───── Data in this exercise ─────

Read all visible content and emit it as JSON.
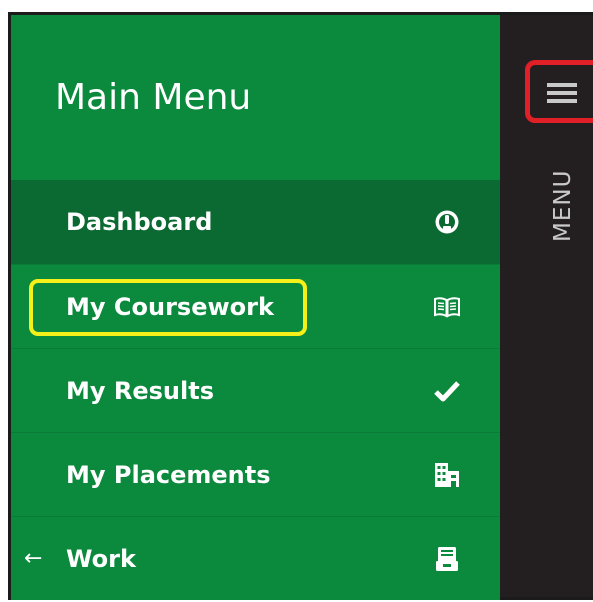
{
  "sidebar": {
    "title": "Main Menu",
    "items": [
      {
        "label": "Dashboard",
        "icon": "dashboard-icon",
        "active": true
      },
      {
        "label": "My Coursework",
        "icon": "open-book-icon",
        "active": false,
        "highlighted": true
      },
      {
        "label": "My Results",
        "icon": "checkmark-icon",
        "active": false
      },
      {
        "label": "My Placements",
        "icon": "building-icon",
        "active": false
      },
      {
        "label": "Work",
        "icon": "inbox-tray-icon",
        "active": false,
        "prefix": "←"
      }
    ]
  },
  "side_panel": {
    "toggle_label": "MENU",
    "toggle_icon": "hamburger-icon"
  },
  "colors": {
    "sidebar_green": "#0b8a3e",
    "active_item_green": "#0a6a31",
    "highlight_yellow": "#f5f01a",
    "highlight_red": "#e11f26",
    "dark_panel": "#231f20"
  }
}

─────

→ Work instructions
Retype the entries word for word. Omit any images.

→ The completed task
Read all visible content and emit it as JSON.
{
  "sidebar": {
    "title": "Main Menu",
    "items": [
      {
        "label": "Dashboard",
        "icon": "dashboard-icon",
        "active": true
      },
      {
        "label": "My Coursework",
        "icon": "open-book-icon",
        "active": false,
        "highlighted": true
      },
      {
        "label": "My Results",
        "icon": "checkmark-icon",
        "active": false
      },
      {
        "label": "My Placements",
        "icon": "building-icon",
        "active": false
      },
      {
        "label": "Work",
        "icon": "inbox-tray-icon",
        "active": false,
        "prefix": "←"
      }
    ]
  },
  "side_panel": {
    "toggle_label": "MENU",
    "toggle_icon": "hamburger-icon"
  },
  "colors": {
    "sidebar_green": "#0b8a3e",
    "active_item_green": "#0a6a31",
    "highlight_yellow": "#f5f01a",
    "highlight_red": "#e11f26",
    "dark_panel": "#231f20"
  }
}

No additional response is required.